◆ **THE INPUT**:
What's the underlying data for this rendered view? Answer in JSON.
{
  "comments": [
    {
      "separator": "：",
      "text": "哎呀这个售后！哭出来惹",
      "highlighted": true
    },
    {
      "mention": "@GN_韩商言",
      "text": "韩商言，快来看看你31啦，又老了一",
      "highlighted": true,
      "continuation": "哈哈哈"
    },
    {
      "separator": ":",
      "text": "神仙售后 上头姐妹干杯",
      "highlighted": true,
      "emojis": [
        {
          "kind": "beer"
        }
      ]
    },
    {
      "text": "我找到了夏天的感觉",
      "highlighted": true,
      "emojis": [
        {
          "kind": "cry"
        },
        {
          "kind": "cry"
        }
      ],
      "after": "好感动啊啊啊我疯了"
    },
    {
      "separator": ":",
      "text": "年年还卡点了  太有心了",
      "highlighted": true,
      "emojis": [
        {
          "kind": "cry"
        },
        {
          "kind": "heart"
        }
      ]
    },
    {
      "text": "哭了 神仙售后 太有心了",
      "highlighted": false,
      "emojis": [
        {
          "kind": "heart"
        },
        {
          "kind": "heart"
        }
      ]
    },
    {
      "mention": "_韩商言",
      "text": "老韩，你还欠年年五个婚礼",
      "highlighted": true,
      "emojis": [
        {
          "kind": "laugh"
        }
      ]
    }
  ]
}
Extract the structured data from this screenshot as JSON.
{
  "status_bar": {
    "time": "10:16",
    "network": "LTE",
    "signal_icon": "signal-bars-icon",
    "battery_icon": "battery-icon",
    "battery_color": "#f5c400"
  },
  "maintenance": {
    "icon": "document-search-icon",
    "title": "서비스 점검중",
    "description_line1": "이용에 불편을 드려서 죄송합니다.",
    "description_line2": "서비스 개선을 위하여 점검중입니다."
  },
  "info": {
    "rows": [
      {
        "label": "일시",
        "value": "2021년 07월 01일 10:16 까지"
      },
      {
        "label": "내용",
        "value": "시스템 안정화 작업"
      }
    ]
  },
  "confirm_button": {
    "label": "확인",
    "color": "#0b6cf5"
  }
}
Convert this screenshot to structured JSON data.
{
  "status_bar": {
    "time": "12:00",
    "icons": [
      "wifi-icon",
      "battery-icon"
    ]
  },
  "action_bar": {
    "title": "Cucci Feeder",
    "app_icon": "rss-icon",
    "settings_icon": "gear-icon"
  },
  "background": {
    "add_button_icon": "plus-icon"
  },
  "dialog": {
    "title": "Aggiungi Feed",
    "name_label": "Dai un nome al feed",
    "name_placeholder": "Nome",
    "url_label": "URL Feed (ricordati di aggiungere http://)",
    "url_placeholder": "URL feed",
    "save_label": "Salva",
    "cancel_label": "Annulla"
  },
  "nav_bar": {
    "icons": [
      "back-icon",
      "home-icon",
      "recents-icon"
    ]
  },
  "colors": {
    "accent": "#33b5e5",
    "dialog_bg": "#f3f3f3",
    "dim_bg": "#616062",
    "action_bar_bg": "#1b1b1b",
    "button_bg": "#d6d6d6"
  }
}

◆ **INSTRUCTIONS FOR THE TASK**: Above are the records; retype them all without a single difference.

◆ **EXERCISE OUTPUT**:
What's the underlying data for this rendered view? Answer in JSON.
{
  "comments": [
    {
      "separator": "：",
      "text": "哎呀这个售后！哭出来惹",
      "highlighted": true
    },
    {
      "mention": "@GN_韩商言",
      "text": "韩商言，快来看看你31啦，又老了一",
      "highlighted": true,
      "continuation": "哈哈哈"
    },
    {
      "separator": ":",
      "text": "神仙售后 上头姐妹干杯",
      "highlighted": true,
      "emojis": [
        {
          "kind": "beer"
        }
      ]
    },
    {
      "text": "我找到了夏天的感觉",
      "highlighted": true,
      "emojis": [
        {
          "kind": "cry"
        },
        {
          "kind": "cry"
        }
      ],
      "after": "好感动啊啊啊我疯了"
    },
    {
      "separator": ":",
      "text": "年年还卡点了  太有心了",
      "highlighted": true,
      "emojis": [
        {
          "kind": "cry"
        },
        {
          "kind": "heart"
        }
      ]
    },
    {
      "text": "哭了 神仙售后 太有心了",
      "highlighted": false,
      "emojis": [
        {
          "kind": "heart"
        },
        {
          "kind": "heart"
        }
      ]
    },
    {
      "mention": "_韩商言",
      "text": "老韩，你还欠年年五个婚礼",
      "highlighted": true,
      "emojis": [
        {
          "kind": "laugh"
        }
      ]
    }
  ]
}
Extract the structured data from this screenshot as JSON.
{
  "status_bar": {
    "time": "10:16",
    "network": "LTE",
    "signal_icon": "signal-bars-icon",
    "battery_icon": "battery-icon",
    "battery_color": "#f5c400"
  },
  "maintenance": {
    "icon": "document-search-icon",
    "title": "서비스 점검중",
    "description_line1": "이용에 불편을 드려서 죄송합니다.",
    "description_line2": "서비스 개선을 위하여 점검중입니다."
  },
  "info": {
    "rows": [
      {
        "label": "일시",
        "value": "2021년 07월 01일 10:16 까지"
      },
      {
        "label": "내용",
        "value": "시스템 안정화 작업"
      }
    ]
  },
  "confirm_button": {
    "label": "확인",
    "color": "#0b6cf5"
  }
}
Convert this screenshot to structured JSON data.
{
  "status_bar": {
    "time": "12:00",
    "icons": [
      "wifi-icon",
      "battery-icon"
    ]
  },
  "action_bar": {
    "title": "Cucci Feeder",
    "app_icon": "rss-icon",
    "settings_icon": "gear-icon"
  },
  "background": {
    "add_button_icon": "plus-icon"
  },
  "dialog": {
    "title": "Aggiungi Feed",
    "name_label": "Dai un nome al feed",
    "name_placeholder": "Nome",
    "url_label": "URL Feed (ricordati di aggiungere http://)",
    "url_placeholder": "URL feed",
    "save_label": "Salva",
    "cancel_label": "Annulla"
  },
  "nav_bar": {
    "icons": [
      "back-icon",
      "home-icon",
      "recents-icon"
    ]
  },
  "colors": {
    "accent": "#33b5e5",
    "dialog_bg": "#f3f3f3",
    "dim_bg": "#616062",
    "action_bar_bg": "#1b1b1b",
    "button_bg": "#d6d6d6"
  }
}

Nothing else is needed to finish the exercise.